◆ **STATED TASK**
Reproduce every entry exactly as shown.

---------------

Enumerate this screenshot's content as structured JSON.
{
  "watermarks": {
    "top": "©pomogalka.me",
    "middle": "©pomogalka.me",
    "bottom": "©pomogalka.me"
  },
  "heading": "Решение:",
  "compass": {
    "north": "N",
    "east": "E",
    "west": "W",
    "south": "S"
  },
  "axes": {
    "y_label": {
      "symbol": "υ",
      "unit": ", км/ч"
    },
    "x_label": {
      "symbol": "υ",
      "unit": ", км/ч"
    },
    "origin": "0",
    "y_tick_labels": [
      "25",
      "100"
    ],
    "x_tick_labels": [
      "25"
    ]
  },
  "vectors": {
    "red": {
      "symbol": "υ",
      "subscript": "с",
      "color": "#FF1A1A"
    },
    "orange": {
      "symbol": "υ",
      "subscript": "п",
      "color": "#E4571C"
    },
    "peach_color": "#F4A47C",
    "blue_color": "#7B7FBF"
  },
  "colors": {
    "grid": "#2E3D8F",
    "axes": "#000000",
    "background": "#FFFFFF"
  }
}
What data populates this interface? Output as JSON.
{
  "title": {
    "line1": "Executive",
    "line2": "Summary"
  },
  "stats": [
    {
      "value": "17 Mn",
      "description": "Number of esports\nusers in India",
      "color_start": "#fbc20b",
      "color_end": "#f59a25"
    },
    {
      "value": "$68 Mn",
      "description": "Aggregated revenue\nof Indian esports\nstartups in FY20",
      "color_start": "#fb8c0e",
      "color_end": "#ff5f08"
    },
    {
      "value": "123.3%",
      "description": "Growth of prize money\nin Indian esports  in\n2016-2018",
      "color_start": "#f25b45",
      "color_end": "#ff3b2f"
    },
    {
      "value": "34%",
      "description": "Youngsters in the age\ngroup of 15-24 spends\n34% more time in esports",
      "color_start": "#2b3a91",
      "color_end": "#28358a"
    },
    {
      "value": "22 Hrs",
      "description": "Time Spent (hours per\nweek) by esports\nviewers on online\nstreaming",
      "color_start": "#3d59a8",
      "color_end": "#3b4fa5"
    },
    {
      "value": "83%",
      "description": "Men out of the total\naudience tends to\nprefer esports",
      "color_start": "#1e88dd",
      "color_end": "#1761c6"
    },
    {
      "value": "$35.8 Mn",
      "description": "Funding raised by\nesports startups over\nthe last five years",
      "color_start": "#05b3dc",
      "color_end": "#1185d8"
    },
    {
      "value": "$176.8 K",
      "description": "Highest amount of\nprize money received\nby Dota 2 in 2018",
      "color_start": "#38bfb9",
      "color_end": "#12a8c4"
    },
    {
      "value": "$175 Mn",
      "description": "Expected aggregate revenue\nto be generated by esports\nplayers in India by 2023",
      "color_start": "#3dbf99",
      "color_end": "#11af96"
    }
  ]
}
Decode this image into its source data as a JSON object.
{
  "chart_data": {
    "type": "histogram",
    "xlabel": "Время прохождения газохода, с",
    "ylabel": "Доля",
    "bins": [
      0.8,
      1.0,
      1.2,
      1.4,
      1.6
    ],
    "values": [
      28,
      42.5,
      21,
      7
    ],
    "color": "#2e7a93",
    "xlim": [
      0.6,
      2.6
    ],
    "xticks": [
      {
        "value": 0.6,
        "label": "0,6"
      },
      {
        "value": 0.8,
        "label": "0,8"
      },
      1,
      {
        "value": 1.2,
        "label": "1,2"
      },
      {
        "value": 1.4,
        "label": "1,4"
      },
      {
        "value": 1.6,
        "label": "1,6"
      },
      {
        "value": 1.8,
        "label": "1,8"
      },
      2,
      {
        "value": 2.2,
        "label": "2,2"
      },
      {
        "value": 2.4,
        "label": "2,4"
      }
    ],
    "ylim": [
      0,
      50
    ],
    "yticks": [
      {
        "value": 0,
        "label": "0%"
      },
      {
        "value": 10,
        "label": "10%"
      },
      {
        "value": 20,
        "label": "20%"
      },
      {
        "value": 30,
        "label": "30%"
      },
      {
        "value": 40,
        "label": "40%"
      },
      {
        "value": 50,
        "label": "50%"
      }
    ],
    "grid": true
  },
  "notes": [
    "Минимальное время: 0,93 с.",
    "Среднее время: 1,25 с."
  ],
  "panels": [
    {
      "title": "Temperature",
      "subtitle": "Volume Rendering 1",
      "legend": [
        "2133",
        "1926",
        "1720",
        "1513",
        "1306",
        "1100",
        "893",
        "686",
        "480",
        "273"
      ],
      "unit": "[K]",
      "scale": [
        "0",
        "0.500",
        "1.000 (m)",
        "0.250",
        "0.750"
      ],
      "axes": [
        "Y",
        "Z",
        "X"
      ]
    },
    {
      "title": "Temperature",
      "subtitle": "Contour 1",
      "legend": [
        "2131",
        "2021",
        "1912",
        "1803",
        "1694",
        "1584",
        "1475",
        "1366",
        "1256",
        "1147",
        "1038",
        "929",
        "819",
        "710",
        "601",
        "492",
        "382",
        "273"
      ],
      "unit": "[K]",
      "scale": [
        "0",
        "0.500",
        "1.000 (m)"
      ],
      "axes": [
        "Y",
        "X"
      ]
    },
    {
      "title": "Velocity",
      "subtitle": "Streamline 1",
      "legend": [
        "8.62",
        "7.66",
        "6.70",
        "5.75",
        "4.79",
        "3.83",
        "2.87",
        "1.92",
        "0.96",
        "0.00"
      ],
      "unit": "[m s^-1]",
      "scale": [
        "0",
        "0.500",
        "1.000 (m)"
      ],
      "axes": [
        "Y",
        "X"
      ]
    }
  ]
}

---------------

◆ **OUTPUT FOR THIS TASK**
Enumerate this screenshot's content as structured JSON.
{
  "watermarks": {
    "top": "©pomogalka.me",
    "middle": "©pomogalka.me",
    "bottom": "©pomogalka.me"
  },
  "heading": "Решение:",
  "compass": {
    "north": "N",
    "east": "E",
    "west": "W",
    "south": "S"
  },
  "axes": {
    "y_label": {
      "symbol": "υ",
      "unit": ", км/ч"
    },
    "x_label": {
      "symbol": "υ",
      "unit": ", км/ч"
    },
    "origin": "0",
    "y_tick_labels": [
      "25",
      "100"
    ],
    "x_tick_labels": [
      "25"
    ]
  },
  "vectors": {
    "red": {
      "symbol": "υ",
      "subscript": "с",
      "color": "#FF1A1A"
    },
    "orange": {
      "symbol": "υ",
      "subscript": "п",
      "color": "#E4571C"
    },
    "peach_color": "#F4A47C",
    "blue_color": "#7B7FBF"
  },
  "colors": {
    "grid": "#2E3D8F",
    "axes": "#000000",
    "background": "#FFFFFF"
  }
}
What data populates this interface? Output as JSON.
{
  "title": {
    "line1": "Executive",
    "line2": "Summary"
  },
  "stats": [
    {
      "value": "17 Mn",
      "description": "Number of esports\nusers in India",
      "color_start": "#fbc20b",
      "color_end": "#f59a25"
    },
    {
      "value": "$68 Mn",
      "description": "Aggregated revenue\nof Indian esports\nstartups in FY20",
      "color_start": "#fb8c0e",
      "color_end": "#ff5f08"
    },
    {
      "value": "123.3%",
      "description": "Growth of prize money\nin Indian esports  in\n2016-2018",
      "color_start": "#f25b45",
      "color_end": "#ff3b2f"
    },
    {
      "value": "34%",
      "description": "Youngsters in the age\ngroup of 15-24 spends\n34% more time in esports",
      "color_start": "#2b3a91",
      "color_end": "#28358a"
    },
    {
      "value": "22 Hrs",
      "description": "Time Spent (hours per\nweek) by esports\nviewers on online\nstreaming",
      "color_start": "#3d59a8",
      "color_end": "#3b4fa5"
    },
    {
      "value": "83%",
      "description": "Men out of the total\naudience tends to\nprefer esports",
      "color_start": "#1e88dd",
      "color_end": "#1761c6"
    },
    {
      "value": "$35.8 Mn",
      "description": "Funding raised by\nesports startups over\nthe last five years",
      "color_start": "#05b3dc",
      "color_end": "#1185d8"
    },
    {
      "value": "$176.8 K",
      "description": "Highest amount of\nprize money received\nby Dota 2 in 2018",
      "color_start": "#38bfb9",
      "color_end": "#12a8c4"
    },
    {
      "value": "$175 Mn",
      "description": "Expected aggregate revenue\nto be generated by esports\nplayers in India by 2023",
      "color_start": "#3dbf99",
      "color_end": "#11af96"
    }
  ]
}
Decode this image into its source data as a JSON object.
{
  "chart_data": {
    "type": "histogram",
    "xlabel": "Время прохождения газохода, с",
    "ylabel": "Доля",
    "bins": [
      0.8,
      1.0,
      1.2,
      1.4,
      1.6
    ],
    "values": [
      28,
      42.5,
      21,
      7
    ],
    "color": "#2e7a93",
    "xlim": [
      0.6,
      2.6
    ],
    "xticks": [
      {
        "value": 0.6,
        "label": "0,6"
      },
      {
        "value": 0.8,
        "label": "0,8"
      },
      1,
      {
        "value": 1.2,
        "label": "1,2"
      },
      {
        "value": 1.4,
        "label": "1,4"
      },
      {
        "value": 1.6,
        "label": "1,6"
      },
      {
        "value": 1.8,
        "label": "1,8"
      },
      2,
      {
        "value": 2.2,
        "label": "2,2"
      },
      {
        "value": 2.4,
        "label": "2,4"
      }
    ],
    "ylim": [
      0,
      50
    ],
    "yticks": [
      {
        "value": 0,
        "label": "0%"
      },
      {
        "value": 10,
        "label": "10%"
      },
      {
        "value": 20,
        "label": "20%"
      },
      {
        "value": 30,
        "label": "30%"
      },
      {
        "value": 40,
        "label": "40%"
      },
      {
        "value": 50,
        "label": "50%"
      }
    ],
    "grid": true
  },
  "notes": [
    "Минимальное время: 0,93 с.",
    "Среднее время: 1,25 с."
  ],
  "panels": [
    {
      "title": "Temperature",
      "subtitle": "Volume Rendering 1",
      "legend": [
        "2133",
        "1926",
        "1720",
        "1513",
        "1306",
        "1100",
        "893",
        "686",
        "480",
        "273"
      ],
      "unit": "[K]",
      "scale": [
        "0",
        "0.500",
        "1.000 (m)",
        "0.250",
        "0.750"
      ],
      "axes": [
        "Y",
        "Z",
        "X"
      ]
    },
    {
      "title": "Temperature",
      "subtitle": "Contour 1",
      "legend": [
        "2131",
        "2021",
        "1912",
        "1803",
        "1694",
        "1584",
        "1475",
        "1366",
        "1256",
        "1147",
        "1038",
        "929",
        "819",
        "710",
        "601",
        "492",
        "382",
        "273"
      ],
      "unit": "[K]",
      "scale": [
        "0",
        "0.500",
        "1.000 (m)"
      ],
      "axes": [
        "Y",
        "X"
      ]
    },
    {
      "title": "Velocity",
      "subtitle": "Streamline 1",
      "legend": [
        "8.62",
        "7.66",
        "6.70",
        "5.75",
        "4.79",
        "3.83",
        "2.87",
        "1.92",
        "0.96",
        "0.00"
      ],
      "unit": "[m s^-1]",
      "scale": [
        "0",
        "0.500",
        "1.000 (m)"
      ],
      "axes": [
        "Y",
        "X"
      ]
    }
  ]
}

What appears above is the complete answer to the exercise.